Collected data
= = = = =

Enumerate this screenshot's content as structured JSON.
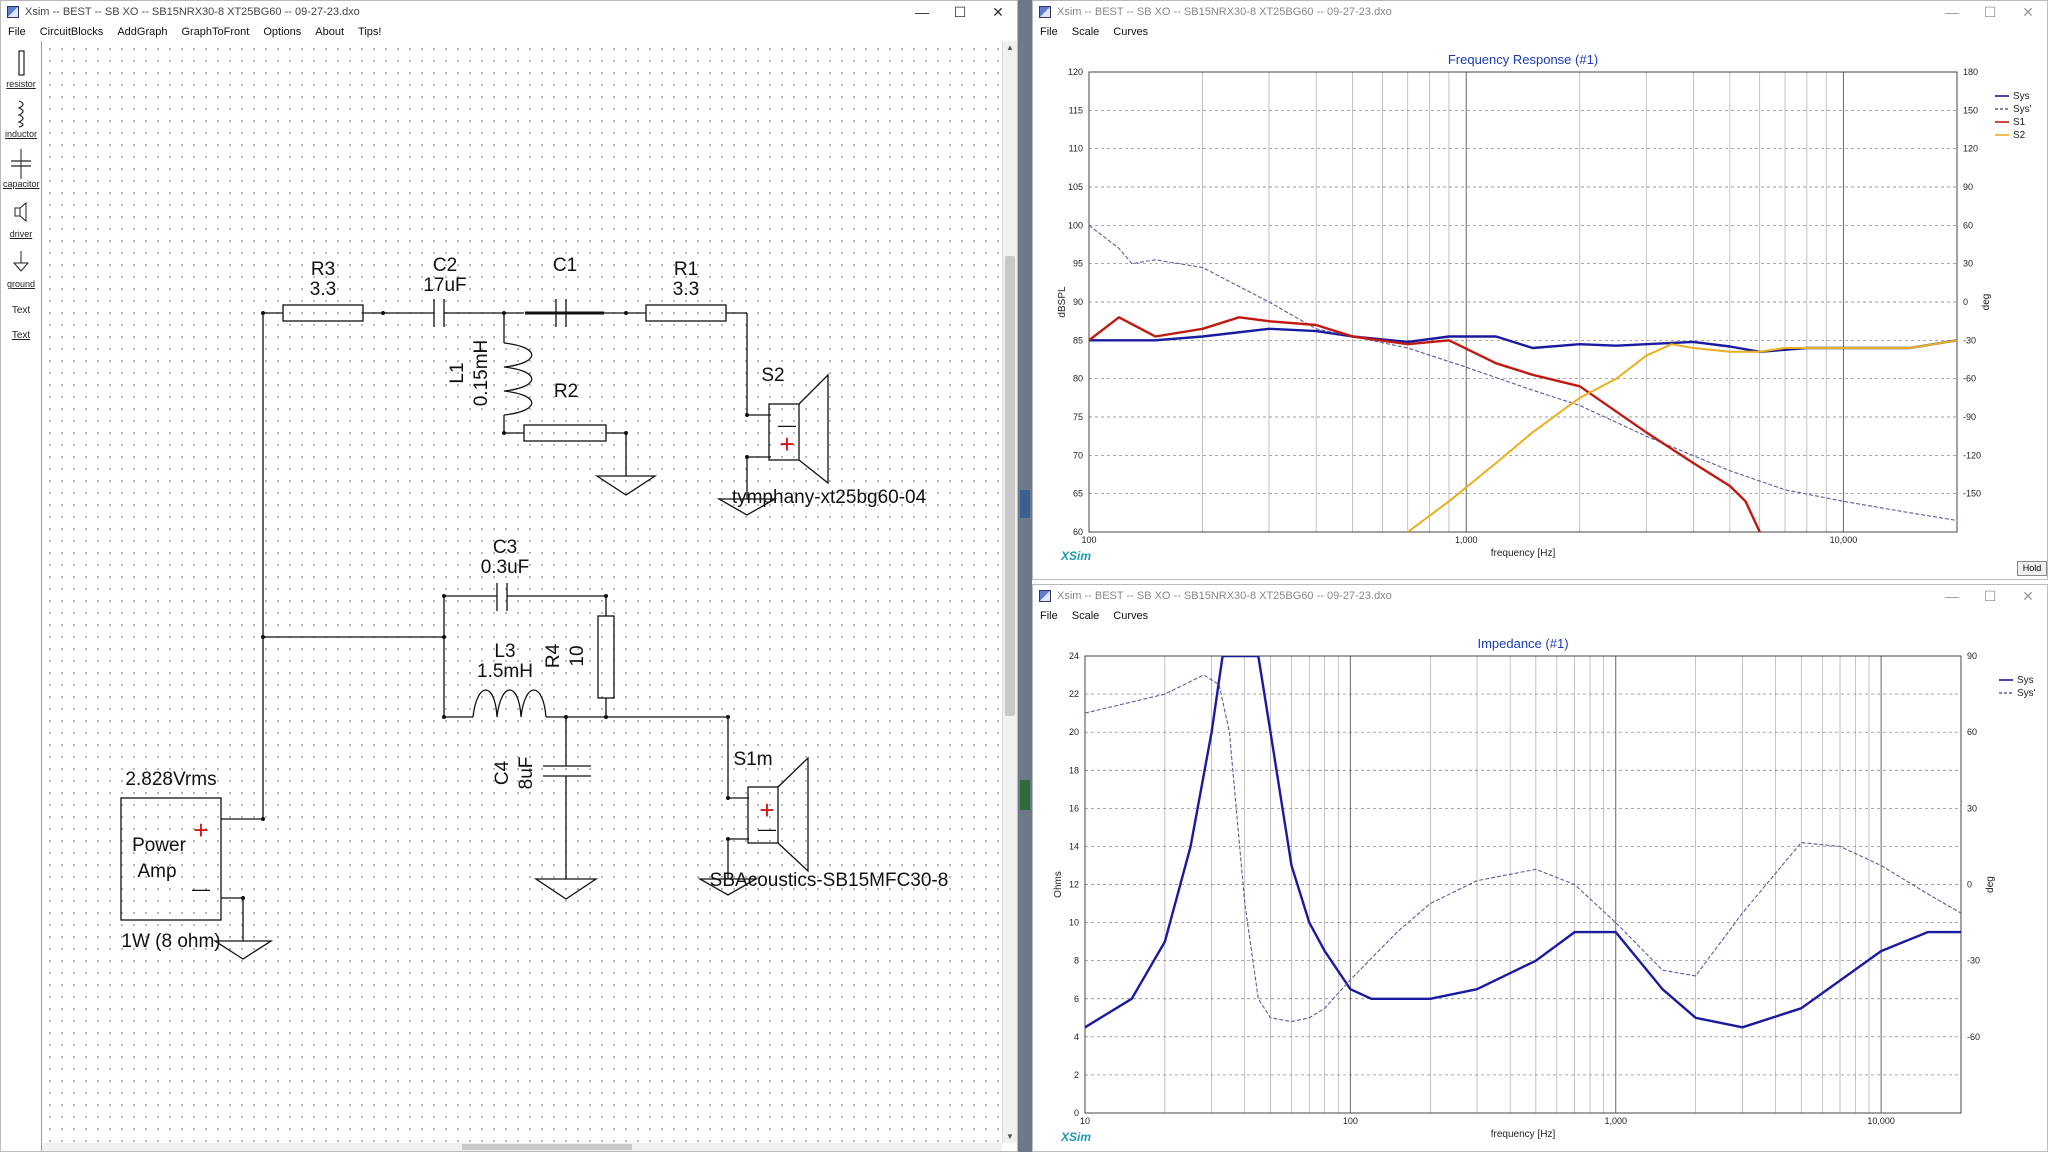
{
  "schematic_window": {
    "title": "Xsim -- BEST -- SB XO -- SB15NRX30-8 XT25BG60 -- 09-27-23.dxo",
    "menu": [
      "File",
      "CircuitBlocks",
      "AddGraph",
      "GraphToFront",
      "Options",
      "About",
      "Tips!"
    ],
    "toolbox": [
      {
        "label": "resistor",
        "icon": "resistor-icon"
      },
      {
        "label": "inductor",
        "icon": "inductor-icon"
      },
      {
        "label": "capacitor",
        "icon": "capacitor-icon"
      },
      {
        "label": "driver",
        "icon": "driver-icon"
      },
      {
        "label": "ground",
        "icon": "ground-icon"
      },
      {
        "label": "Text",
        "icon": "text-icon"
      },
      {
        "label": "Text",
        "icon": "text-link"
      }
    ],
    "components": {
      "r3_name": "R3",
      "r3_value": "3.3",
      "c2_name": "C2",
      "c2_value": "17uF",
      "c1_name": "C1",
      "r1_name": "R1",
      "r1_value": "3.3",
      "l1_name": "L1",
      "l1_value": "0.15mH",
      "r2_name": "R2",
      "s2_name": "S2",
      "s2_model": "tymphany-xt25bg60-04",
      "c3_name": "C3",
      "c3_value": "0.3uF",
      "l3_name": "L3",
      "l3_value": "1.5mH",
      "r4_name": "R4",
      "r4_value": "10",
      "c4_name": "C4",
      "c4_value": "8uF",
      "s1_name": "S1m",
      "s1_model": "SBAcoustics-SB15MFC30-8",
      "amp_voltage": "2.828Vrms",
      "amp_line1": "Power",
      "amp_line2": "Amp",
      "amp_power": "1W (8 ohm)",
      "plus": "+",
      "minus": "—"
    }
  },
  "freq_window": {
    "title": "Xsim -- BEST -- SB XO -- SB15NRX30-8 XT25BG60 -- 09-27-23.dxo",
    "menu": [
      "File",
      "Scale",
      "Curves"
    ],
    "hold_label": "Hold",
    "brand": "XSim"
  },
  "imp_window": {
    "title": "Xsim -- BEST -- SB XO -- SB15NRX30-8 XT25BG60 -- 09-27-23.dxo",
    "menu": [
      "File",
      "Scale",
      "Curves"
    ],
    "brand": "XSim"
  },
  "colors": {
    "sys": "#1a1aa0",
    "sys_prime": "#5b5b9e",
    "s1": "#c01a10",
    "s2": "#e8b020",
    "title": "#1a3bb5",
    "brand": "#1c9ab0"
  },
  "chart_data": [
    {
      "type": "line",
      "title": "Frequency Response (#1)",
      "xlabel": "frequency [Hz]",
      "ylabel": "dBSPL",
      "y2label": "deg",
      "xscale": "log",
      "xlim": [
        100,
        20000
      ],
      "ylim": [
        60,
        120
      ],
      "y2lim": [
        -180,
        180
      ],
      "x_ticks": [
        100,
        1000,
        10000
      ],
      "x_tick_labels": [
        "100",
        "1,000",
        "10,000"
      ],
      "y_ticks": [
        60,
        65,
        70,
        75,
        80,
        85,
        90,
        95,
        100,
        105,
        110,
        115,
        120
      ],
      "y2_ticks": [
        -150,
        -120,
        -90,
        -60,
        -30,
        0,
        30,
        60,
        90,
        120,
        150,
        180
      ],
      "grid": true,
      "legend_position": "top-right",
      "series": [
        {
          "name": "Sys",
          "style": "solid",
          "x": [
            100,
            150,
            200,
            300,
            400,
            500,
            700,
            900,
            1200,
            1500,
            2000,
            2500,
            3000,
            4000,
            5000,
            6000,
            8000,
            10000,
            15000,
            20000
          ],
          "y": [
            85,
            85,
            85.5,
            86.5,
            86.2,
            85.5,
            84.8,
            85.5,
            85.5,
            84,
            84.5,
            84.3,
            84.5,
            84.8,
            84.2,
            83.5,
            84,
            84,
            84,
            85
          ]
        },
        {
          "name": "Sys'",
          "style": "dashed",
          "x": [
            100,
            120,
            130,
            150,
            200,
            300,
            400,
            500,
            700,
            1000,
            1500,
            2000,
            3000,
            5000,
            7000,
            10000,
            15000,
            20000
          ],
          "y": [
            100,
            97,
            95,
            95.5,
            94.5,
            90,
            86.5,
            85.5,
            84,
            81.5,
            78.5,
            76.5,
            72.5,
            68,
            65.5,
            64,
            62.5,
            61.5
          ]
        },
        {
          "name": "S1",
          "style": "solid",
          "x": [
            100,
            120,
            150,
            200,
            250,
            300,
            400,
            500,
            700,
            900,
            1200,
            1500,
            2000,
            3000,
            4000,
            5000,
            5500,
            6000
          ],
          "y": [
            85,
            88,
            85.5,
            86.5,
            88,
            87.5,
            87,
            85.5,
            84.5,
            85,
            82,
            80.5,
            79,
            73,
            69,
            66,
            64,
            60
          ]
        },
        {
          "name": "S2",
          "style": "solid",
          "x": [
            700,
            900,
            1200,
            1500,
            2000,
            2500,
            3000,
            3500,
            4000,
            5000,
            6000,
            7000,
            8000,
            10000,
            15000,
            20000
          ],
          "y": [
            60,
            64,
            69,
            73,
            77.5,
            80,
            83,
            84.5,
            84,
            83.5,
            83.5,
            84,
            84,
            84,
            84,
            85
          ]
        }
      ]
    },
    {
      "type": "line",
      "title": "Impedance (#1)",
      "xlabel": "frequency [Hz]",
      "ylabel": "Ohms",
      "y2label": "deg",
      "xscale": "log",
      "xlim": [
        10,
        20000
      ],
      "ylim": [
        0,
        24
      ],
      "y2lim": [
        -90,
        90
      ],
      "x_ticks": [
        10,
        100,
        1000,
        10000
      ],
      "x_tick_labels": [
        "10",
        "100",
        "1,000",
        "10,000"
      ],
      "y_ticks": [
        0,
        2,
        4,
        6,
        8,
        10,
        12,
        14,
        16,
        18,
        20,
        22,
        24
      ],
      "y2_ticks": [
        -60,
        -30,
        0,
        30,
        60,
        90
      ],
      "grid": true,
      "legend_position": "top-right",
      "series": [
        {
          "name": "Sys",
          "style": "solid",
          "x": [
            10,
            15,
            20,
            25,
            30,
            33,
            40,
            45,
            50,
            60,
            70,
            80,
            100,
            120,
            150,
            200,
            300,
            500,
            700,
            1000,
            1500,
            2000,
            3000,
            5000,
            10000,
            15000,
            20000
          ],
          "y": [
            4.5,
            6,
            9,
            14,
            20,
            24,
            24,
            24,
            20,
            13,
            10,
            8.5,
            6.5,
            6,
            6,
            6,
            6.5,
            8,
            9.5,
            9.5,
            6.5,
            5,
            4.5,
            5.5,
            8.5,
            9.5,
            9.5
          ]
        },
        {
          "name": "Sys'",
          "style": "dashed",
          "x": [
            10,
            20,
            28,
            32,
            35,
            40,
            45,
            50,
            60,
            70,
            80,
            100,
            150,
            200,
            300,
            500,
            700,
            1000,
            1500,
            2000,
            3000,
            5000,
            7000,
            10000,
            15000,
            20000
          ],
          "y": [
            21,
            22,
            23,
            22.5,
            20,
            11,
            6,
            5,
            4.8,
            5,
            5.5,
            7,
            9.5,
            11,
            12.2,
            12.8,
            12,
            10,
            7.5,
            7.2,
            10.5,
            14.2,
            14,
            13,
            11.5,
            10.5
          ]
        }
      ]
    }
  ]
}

= = = = =

Leave out the pictures and output every record above precisely as given.

Enumerate this screenshot's content as structured JSON.
{
  "schematic_window": {
    "title": "Xsim -- BEST -- SB XO -- SB15NRX30-8 XT25BG60 -- 09-27-23.dxo",
    "menu": [
      "File",
      "CircuitBlocks",
      "AddGraph",
      "GraphToFront",
      "Options",
      "About",
      "Tips!"
    ],
    "toolbox": [
      {
        "label": "resistor",
        "icon": "resistor-icon"
      },
      {
        "label": "inductor",
        "icon": "inductor-icon"
      },
      {
        "label": "capacitor",
        "icon": "capacitor-icon"
      },
      {
        "label": "driver",
        "icon": "driver-icon"
      },
      {
        "label": "ground",
        "icon": "ground-icon"
      },
      {
        "label": "Text",
        "icon": "text-icon"
      },
      {
        "label": "Text",
        "icon": "text-link"
      }
    ],
    "components": {
      "r3_name": "R3",
      "r3_value": "3.3",
      "c2_name": "C2",
      "c2_value": "17uF",
      "c1_name": "C1",
      "r1_name": "R1",
      "r1_value": "3.3",
      "l1_name": "L1",
      "l1_value": "0.15mH",
      "r2_name": "R2",
      "s2_name": "S2",
      "s2_model": "tymphany-xt25bg60-04",
      "c3_name": "C3",
      "c3_value": "0.3uF",
      "l3_name": "L3",
      "l3_value": "1.5mH",
      "r4_name": "R4",
      "r4_value": "10",
      "c4_name": "C4",
      "c4_value": "8uF",
      "s1_name": "S1m",
      "s1_model": "SBAcoustics-SB15MFC30-8",
      "amp_voltage": "2.828Vrms",
      "amp_line1": "Power",
      "amp_line2": "Amp",
      "amp_power": "1W (8 ohm)",
      "plus": "+",
      "minus": "—"
    }
  },
  "freq_window": {
    "title": "Xsim -- BEST -- SB XO -- SB15NRX30-8 XT25BG60 -- 09-27-23.dxo",
    "menu": [
      "File",
      "Scale",
      "Curves"
    ],
    "hold_label": "Hold",
    "brand": "XSim"
  },
  "imp_window": {
    "title": "Xsim -- BEST -- SB XO -- SB15NRX30-8 XT25BG60 -- 09-27-23.dxo",
    "menu": [
      "File",
      "Scale",
      "Curves"
    ],
    "brand": "XSim"
  },
  "colors": {
    "sys": "#1a1aa0",
    "sys_prime": "#5b5b9e",
    "s1": "#c01a10",
    "s2": "#e8b020",
    "title": "#1a3bb5",
    "brand": "#1c9ab0"
  },
  "chart_data": [
    {
      "type": "line",
      "title": "Frequency Response (#1)",
      "xlabel": "frequency [Hz]",
      "ylabel": "dBSPL",
      "y2label": "deg",
      "xscale": "log",
      "xlim": [
        100,
        20000
      ],
      "ylim": [
        60,
        120
      ],
      "y2lim": [
        -180,
        180
      ],
      "x_ticks": [
        100,
        1000,
        10000
      ],
      "x_tick_labels": [
        "100",
        "1,000",
        "10,000"
      ],
      "y_ticks": [
        60,
        65,
        70,
        75,
        80,
        85,
        90,
        95,
        100,
        105,
        110,
        115,
        120
      ],
      "y2_ticks": [
        -150,
        -120,
        -90,
        -60,
        -30,
        0,
        30,
        60,
        90,
        120,
        150,
        180
      ],
      "grid": true,
      "legend_position": "top-right",
      "series": [
        {
          "name": "Sys",
          "style": "solid",
          "x": [
            100,
            150,
            200,
            300,
            400,
            500,
            700,
            900,
            1200,
            1500,
            2000,
            2500,
            3000,
            4000,
            5000,
            6000,
            8000,
            10000,
            15000,
            20000
          ],
          "y": [
            85,
            85,
            85.5,
            86.5,
            86.2,
            85.5,
            84.8,
            85.5,
            85.5,
            84,
            84.5,
            84.3,
            84.5,
            84.8,
            84.2,
            83.5,
            84,
            84,
            84,
            85
          ]
        },
        {
          "name": "Sys'",
          "style": "dashed",
          "x": [
            100,
            120,
            130,
            150,
            200,
            300,
            400,
            500,
            700,
            1000,
            1500,
            2000,
            3000,
            5000,
            7000,
            10000,
            15000,
            20000
          ],
          "y": [
            100,
            97,
            95,
            95.5,
            94.5,
            90,
            86.5,
            85.5,
            84,
            81.5,
            78.5,
            76.5,
            72.5,
            68,
            65.5,
            64,
            62.5,
            61.5
          ]
        },
        {
          "name": "S1",
          "style": "solid",
          "x": [
            100,
            120,
            150,
            200,
            250,
            300,
            400,
            500,
            700,
            900,
            1200,
            1500,
            2000,
            3000,
            4000,
            5000,
            5500,
            6000
          ],
          "y": [
            85,
            88,
            85.5,
            86.5,
            88,
            87.5,
            87,
            85.5,
            84.5,
            85,
            82,
            80.5,
            79,
            73,
            69,
            66,
            64,
            60
          ]
        },
        {
          "name": "S2",
          "style": "solid",
          "x": [
            700,
            900,
            1200,
            1500,
            2000,
            2500,
            3000,
            3500,
            4000,
            5000,
            6000,
            7000,
            8000,
            10000,
            15000,
            20000
          ],
          "y": [
            60,
            64,
            69,
            73,
            77.5,
            80,
            83,
            84.5,
            84,
            83.5,
            83.5,
            84,
            84,
            84,
            84,
            85
          ]
        }
      ]
    },
    {
      "type": "line",
      "title": "Impedance (#1)",
      "xlabel": "frequency [Hz]",
      "ylabel": "Ohms",
      "y2label": "deg",
      "xscale": "log",
      "xlim": [
        10,
        20000
      ],
      "ylim": [
        0,
        24
      ],
      "y2lim": [
        -90,
        90
      ],
      "x_ticks": [
        10,
        100,
        1000,
        10000
      ],
      "x_tick_labels": [
        "10",
        "100",
        "1,000",
        "10,000"
      ],
      "y_ticks": [
        0,
        2,
        4,
        6,
        8,
        10,
        12,
        14,
        16,
        18,
        20,
        22,
        24
      ],
      "y2_ticks": [
        -60,
        -30,
        0,
        30,
        60,
        90
      ],
      "grid": true,
      "legend_position": "top-right",
      "series": [
        {
          "name": "Sys",
          "style": "solid",
          "x": [
            10,
            15,
            20,
            25,
            30,
            33,
            40,
            45,
            50,
            60,
            70,
            80,
            100,
            120,
            150,
            200,
            300,
            500,
            700,
            1000,
            1500,
            2000,
            3000,
            5000,
            10000,
            15000,
            20000
          ],
          "y": [
            4.5,
            6,
            9,
            14,
            20,
            24,
            24,
            24,
            20,
            13,
            10,
            8.5,
            6.5,
            6,
            6,
            6,
            6.5,
            8,
            9.5,
            9.5,
            6.5,
            5,
            4.5,
            5.5,
            8.5,
            9.5,
            9.5
          ]
        },
        {
          "name": "Sys'",
          "style": "dashed",
          "x": [
            10,
            20,
            28,
            32,
            35,
            40,
            45,
            50,
            60,
            70,
            80,
            100,
            150,
            200,
            300,
            500,
            700,
            1000,
            1500,
            2000,
            3000,
            5000,
            7000,
            10000,
            15000,
            20000
          ],
          "y": [
            21,
            22,
            23,
            22.5,
            20,
            11,
            6,
            5,
            4.8,
            5,
            5.5,
            7,
            9.5,
            11,
            12.2,
            12.8,
            12,
            10,
            7.5,
            7.2,
            10.5,
            14.2,
            14,
            13,
            11.5,
            10.5
          ]
        }
      ]
    }
  ]
}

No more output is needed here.